* _What you have to do_:
Which lines hold the string "Downloads"? Copy every one of them.

[Dataset records]

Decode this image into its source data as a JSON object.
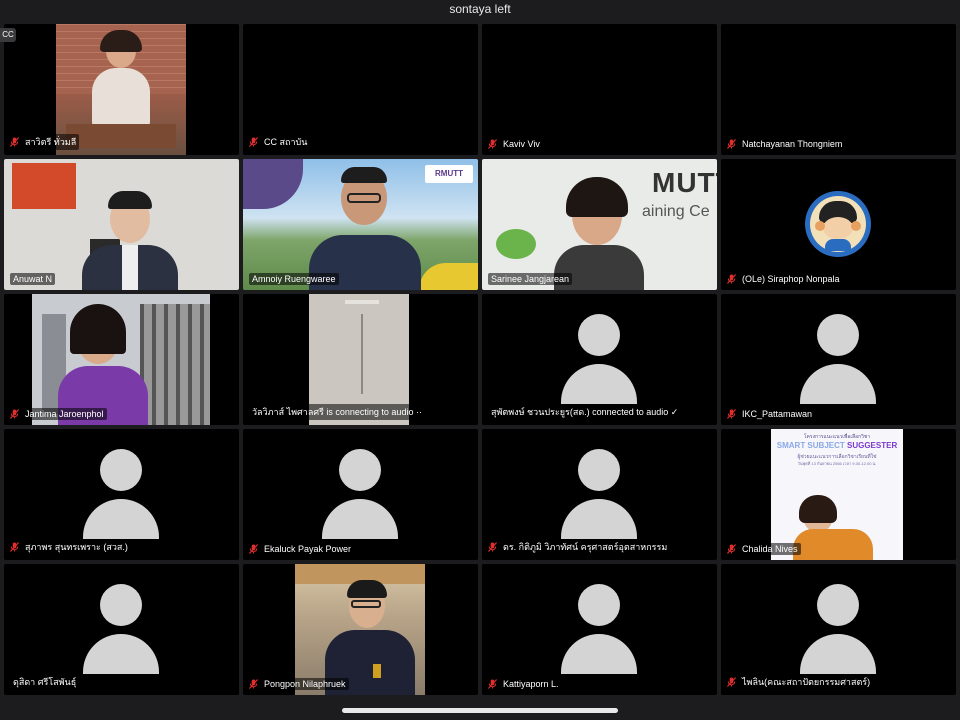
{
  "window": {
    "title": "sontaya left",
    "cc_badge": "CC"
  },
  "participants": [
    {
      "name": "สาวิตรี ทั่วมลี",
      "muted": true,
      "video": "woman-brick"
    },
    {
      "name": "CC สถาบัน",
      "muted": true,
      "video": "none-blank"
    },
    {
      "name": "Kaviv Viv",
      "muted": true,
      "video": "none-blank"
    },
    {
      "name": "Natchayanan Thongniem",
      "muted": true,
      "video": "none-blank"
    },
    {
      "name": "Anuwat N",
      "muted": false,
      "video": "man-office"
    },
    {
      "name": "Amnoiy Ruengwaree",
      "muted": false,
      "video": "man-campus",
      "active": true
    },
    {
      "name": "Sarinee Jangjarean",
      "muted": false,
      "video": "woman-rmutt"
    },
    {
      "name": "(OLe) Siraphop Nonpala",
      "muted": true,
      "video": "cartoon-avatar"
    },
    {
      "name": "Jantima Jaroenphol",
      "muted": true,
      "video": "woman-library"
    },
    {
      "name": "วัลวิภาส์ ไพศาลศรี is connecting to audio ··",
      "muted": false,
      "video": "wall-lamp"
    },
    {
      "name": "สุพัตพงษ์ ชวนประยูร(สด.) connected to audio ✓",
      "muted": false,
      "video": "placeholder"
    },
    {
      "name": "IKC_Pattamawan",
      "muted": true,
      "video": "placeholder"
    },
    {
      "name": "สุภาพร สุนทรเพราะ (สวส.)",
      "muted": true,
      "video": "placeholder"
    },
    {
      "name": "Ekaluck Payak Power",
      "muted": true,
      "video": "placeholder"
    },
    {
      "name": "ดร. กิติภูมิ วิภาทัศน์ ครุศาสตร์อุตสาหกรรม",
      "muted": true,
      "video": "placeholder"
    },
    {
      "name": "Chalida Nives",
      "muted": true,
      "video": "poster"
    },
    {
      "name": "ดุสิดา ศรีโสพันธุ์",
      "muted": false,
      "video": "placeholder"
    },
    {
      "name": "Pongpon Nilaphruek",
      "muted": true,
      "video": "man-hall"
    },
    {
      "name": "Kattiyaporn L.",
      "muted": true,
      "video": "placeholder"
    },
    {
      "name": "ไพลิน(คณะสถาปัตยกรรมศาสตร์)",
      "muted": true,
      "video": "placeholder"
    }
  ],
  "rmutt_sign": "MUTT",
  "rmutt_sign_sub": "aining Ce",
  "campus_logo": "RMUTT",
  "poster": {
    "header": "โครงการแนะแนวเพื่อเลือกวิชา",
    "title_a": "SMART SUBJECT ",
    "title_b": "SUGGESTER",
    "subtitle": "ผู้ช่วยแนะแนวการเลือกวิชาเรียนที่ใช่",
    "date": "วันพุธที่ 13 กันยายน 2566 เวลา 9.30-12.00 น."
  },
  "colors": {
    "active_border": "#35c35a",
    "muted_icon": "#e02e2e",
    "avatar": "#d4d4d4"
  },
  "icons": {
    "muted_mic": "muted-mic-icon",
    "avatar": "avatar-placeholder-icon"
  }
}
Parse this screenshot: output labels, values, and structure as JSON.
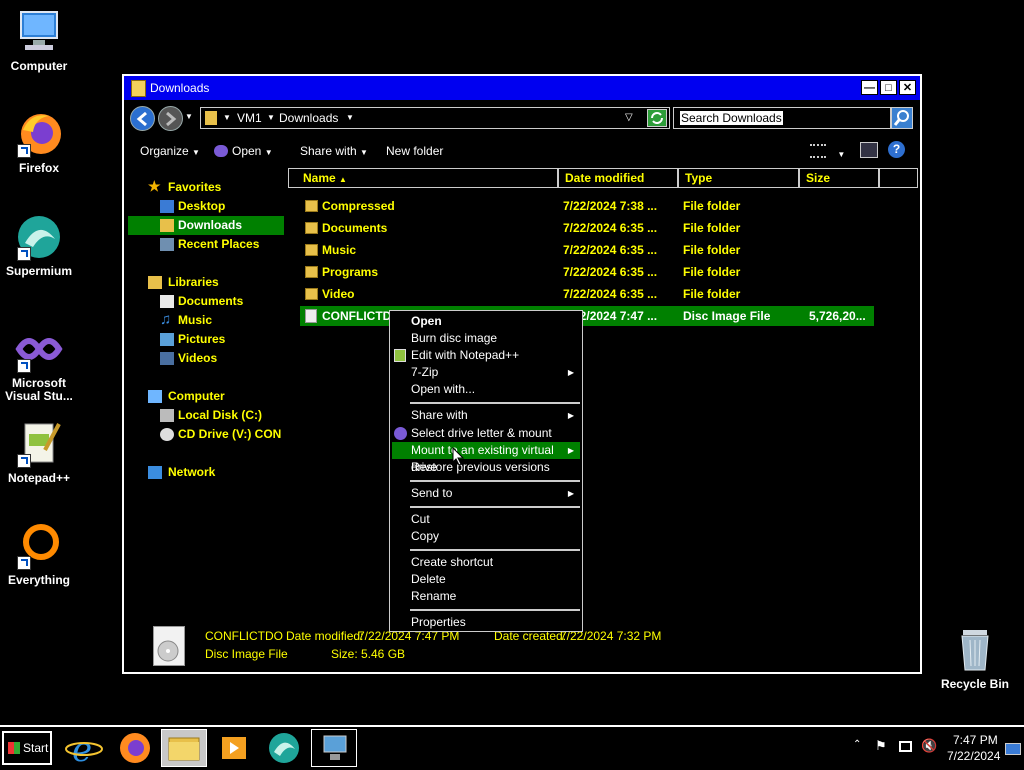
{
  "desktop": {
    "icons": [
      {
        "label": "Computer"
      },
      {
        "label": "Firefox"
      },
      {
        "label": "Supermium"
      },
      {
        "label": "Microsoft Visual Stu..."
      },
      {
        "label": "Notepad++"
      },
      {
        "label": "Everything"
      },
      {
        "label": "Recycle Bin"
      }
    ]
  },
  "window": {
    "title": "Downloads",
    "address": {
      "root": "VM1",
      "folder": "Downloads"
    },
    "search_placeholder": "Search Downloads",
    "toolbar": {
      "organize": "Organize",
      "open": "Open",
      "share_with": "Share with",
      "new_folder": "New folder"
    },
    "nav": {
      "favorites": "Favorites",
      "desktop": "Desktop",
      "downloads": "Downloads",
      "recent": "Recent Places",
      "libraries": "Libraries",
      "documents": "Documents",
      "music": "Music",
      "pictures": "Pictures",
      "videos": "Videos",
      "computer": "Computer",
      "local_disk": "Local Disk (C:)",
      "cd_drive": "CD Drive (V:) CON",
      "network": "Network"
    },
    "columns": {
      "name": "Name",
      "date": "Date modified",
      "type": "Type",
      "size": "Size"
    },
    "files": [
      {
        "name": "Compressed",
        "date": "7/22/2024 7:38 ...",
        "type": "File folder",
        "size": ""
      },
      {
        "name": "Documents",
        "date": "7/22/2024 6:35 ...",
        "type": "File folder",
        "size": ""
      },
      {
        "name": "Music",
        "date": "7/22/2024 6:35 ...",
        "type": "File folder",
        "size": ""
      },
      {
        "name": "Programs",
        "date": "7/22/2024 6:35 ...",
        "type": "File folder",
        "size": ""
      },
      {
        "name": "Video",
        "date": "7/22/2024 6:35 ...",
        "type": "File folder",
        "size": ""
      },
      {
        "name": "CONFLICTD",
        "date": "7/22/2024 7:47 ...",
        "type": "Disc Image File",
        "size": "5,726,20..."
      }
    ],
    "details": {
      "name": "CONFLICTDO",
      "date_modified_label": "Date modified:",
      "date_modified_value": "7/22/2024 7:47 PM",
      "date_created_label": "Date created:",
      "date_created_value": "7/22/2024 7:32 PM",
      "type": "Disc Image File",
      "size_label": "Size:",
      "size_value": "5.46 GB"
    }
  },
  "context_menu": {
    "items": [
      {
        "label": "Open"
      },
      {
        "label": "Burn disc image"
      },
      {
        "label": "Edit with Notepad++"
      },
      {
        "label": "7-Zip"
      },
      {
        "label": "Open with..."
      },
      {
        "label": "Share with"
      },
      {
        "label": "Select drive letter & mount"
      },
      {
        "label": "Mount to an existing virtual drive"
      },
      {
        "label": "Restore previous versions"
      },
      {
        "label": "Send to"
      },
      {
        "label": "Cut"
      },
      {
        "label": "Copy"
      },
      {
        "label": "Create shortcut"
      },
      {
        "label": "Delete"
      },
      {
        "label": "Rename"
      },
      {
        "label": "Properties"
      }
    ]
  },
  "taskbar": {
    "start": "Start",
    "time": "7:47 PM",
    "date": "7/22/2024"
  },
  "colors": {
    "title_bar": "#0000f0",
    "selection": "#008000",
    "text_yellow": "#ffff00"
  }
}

...

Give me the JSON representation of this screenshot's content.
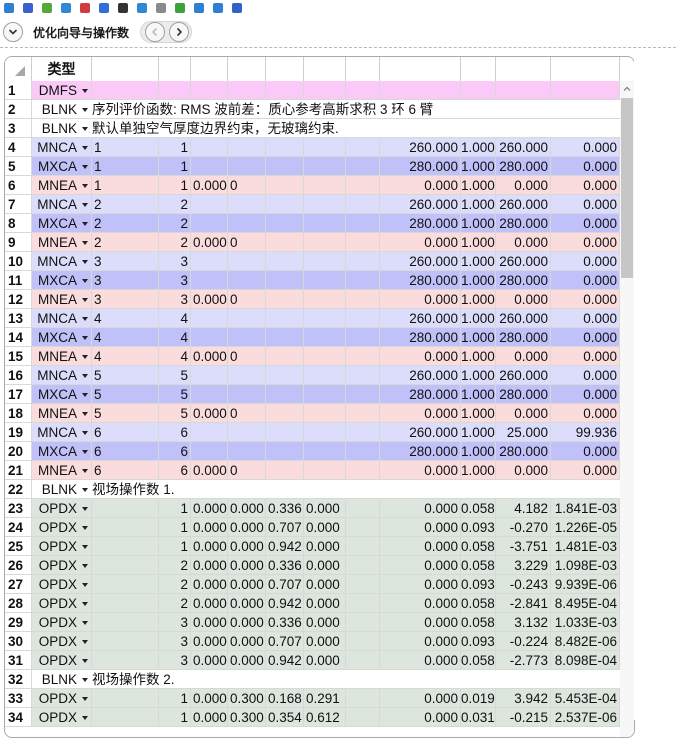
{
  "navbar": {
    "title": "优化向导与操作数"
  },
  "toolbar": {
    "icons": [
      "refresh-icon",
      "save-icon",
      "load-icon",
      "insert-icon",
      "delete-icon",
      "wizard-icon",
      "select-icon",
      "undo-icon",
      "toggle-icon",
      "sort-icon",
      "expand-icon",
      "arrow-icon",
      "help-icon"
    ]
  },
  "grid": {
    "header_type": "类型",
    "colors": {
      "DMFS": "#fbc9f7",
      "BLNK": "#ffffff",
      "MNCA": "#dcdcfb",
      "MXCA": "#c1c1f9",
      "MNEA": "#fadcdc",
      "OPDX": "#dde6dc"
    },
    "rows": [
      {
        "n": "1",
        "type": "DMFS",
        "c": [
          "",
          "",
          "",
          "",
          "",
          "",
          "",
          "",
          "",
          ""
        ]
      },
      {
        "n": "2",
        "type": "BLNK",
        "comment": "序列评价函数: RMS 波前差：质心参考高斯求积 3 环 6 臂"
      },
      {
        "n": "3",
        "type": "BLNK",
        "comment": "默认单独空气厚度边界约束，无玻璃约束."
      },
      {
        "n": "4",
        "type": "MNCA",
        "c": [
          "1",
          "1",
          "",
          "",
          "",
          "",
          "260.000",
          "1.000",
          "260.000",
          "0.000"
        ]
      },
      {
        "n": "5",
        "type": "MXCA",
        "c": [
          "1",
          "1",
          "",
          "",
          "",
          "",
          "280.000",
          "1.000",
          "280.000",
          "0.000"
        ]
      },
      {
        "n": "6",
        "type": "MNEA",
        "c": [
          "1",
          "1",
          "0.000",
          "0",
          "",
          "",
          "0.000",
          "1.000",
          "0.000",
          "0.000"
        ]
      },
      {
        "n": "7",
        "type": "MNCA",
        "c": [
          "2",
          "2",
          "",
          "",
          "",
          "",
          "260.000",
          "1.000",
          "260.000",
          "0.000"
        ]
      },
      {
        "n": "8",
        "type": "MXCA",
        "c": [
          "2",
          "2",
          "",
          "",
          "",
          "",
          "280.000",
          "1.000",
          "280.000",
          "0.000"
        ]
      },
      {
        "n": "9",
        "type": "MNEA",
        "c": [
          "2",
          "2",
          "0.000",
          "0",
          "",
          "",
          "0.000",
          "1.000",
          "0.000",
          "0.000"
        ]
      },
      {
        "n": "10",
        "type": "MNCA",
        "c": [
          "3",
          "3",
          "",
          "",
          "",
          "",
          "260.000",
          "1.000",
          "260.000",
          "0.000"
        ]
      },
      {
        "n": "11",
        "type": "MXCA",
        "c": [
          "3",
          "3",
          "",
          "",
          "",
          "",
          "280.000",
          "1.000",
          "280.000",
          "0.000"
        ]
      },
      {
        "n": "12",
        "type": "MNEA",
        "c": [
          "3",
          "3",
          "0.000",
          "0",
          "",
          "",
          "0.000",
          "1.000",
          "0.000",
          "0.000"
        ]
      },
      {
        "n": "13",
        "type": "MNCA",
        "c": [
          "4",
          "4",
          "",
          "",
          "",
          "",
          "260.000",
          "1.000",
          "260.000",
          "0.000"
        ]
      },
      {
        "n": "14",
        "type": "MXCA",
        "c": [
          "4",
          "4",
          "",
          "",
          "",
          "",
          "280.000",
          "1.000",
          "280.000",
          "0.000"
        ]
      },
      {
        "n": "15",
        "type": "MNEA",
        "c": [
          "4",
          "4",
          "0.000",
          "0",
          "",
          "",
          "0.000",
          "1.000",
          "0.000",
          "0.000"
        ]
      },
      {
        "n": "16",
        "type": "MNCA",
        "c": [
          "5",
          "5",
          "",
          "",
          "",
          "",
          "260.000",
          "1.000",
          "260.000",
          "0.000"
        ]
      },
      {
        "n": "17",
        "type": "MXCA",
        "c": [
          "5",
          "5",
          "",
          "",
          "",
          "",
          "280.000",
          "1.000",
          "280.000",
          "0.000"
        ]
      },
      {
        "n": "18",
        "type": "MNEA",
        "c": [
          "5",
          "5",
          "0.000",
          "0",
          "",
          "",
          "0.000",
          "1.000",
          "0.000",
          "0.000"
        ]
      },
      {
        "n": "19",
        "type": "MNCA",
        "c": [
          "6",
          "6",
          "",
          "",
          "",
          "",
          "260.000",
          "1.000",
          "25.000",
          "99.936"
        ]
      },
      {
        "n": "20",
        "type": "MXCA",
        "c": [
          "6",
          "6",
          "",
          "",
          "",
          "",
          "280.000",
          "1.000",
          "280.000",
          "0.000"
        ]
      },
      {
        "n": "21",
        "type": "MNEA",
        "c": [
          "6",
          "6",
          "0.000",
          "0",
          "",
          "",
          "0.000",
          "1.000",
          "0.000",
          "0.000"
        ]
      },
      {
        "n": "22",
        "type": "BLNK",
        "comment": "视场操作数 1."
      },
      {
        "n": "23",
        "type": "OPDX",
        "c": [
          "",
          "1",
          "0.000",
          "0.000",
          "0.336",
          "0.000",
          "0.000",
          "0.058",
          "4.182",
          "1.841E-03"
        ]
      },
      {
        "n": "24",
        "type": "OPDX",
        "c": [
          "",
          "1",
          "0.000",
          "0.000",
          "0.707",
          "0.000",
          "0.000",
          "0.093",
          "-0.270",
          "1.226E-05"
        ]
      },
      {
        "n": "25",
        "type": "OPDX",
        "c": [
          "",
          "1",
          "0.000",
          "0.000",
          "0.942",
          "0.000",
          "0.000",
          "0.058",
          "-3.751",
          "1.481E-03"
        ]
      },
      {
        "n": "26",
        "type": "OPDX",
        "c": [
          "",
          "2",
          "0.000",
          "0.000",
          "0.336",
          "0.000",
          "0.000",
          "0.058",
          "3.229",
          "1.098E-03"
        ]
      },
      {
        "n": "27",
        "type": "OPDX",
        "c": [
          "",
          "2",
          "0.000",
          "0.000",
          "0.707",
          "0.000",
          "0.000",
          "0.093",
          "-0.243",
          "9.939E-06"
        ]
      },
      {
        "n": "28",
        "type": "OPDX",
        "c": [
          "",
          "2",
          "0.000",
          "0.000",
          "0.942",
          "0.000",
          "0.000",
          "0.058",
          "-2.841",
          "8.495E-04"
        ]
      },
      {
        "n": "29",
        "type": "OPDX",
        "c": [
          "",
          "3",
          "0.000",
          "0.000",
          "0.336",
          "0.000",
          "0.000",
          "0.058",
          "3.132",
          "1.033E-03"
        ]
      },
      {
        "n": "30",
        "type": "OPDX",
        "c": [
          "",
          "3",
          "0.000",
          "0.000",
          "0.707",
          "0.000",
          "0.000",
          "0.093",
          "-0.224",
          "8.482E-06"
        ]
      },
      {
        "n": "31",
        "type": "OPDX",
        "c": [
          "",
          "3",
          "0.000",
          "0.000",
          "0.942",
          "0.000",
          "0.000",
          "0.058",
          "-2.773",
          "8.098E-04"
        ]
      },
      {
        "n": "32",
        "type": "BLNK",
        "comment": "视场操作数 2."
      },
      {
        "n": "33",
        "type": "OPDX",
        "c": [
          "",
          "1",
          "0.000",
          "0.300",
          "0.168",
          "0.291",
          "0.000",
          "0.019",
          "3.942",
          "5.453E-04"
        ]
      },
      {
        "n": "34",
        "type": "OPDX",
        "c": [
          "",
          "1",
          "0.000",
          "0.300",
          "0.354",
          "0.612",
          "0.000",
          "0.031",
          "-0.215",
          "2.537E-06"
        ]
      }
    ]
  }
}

---

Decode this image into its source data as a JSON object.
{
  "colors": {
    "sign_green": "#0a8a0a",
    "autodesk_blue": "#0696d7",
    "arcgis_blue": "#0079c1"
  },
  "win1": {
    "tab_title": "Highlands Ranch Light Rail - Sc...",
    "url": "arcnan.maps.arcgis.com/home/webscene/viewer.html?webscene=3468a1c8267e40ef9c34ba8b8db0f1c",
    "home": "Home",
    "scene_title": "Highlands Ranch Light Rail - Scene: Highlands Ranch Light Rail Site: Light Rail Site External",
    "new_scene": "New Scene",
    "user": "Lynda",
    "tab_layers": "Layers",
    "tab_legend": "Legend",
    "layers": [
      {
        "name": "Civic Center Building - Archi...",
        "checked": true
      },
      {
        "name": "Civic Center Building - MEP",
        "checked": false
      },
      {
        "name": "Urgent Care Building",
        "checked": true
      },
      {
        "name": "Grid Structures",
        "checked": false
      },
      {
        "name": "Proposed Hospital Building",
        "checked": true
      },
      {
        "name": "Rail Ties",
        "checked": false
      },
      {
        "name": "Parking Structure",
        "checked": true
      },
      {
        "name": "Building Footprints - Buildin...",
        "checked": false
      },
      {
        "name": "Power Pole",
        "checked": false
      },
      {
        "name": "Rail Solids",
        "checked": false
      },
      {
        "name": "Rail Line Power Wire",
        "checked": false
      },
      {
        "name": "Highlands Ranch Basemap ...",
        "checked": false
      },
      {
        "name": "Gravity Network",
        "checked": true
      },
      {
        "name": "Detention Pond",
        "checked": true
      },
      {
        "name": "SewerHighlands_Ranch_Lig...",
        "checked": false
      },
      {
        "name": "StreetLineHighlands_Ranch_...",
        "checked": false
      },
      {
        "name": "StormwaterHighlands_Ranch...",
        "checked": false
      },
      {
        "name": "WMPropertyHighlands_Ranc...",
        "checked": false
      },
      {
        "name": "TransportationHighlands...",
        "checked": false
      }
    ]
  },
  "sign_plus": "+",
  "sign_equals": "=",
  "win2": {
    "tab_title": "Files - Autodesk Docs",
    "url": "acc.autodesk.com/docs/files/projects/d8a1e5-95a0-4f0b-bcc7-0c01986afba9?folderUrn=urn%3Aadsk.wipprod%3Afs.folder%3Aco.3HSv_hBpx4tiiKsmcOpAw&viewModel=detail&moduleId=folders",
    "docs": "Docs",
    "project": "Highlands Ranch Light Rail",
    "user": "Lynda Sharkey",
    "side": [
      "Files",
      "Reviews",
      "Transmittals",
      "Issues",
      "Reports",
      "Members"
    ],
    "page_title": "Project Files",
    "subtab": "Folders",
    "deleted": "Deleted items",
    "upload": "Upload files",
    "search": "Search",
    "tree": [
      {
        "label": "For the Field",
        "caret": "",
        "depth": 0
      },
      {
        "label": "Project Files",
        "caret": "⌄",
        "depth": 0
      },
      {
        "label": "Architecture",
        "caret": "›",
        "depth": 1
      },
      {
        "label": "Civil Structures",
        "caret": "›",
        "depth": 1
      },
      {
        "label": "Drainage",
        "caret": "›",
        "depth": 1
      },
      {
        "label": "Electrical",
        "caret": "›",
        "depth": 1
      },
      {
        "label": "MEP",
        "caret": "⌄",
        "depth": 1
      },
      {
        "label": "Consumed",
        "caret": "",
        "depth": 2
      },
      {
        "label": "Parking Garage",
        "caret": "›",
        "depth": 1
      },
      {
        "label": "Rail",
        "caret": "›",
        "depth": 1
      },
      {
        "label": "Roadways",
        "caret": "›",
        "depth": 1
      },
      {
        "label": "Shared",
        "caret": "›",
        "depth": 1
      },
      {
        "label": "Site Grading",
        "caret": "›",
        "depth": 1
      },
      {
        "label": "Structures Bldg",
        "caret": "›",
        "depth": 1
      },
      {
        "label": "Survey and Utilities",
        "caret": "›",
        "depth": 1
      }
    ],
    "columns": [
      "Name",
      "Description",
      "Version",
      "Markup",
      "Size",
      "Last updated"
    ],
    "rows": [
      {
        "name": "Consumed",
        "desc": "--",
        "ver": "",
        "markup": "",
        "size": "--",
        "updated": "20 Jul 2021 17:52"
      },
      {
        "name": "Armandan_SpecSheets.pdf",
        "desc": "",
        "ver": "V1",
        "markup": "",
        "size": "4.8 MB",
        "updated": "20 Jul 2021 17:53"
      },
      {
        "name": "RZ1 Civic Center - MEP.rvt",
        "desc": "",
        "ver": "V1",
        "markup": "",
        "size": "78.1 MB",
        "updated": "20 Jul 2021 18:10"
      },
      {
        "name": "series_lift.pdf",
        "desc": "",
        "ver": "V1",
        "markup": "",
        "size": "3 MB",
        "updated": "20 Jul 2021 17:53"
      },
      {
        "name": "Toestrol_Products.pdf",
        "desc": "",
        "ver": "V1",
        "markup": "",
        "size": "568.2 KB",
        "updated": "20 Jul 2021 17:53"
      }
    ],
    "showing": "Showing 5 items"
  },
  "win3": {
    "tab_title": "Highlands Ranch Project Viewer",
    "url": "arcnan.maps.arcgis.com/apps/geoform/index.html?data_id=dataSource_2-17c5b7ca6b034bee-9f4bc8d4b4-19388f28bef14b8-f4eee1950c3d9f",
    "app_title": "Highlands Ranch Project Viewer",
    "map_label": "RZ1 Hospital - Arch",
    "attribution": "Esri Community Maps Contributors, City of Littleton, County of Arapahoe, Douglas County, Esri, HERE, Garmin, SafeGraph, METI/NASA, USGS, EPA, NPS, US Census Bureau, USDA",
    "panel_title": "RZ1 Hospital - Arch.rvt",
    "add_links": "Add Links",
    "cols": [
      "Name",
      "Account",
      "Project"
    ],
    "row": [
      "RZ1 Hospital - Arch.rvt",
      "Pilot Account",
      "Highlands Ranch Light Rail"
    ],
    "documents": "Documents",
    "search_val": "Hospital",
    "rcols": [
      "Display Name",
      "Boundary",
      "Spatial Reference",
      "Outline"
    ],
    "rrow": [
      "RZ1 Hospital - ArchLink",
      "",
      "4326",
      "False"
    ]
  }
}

* _Answer below_:
    "title": "Downloads",
      "folder": "Downloads"
    "search_placeholder": "Search Downloads",
      "downloads": "Downloads",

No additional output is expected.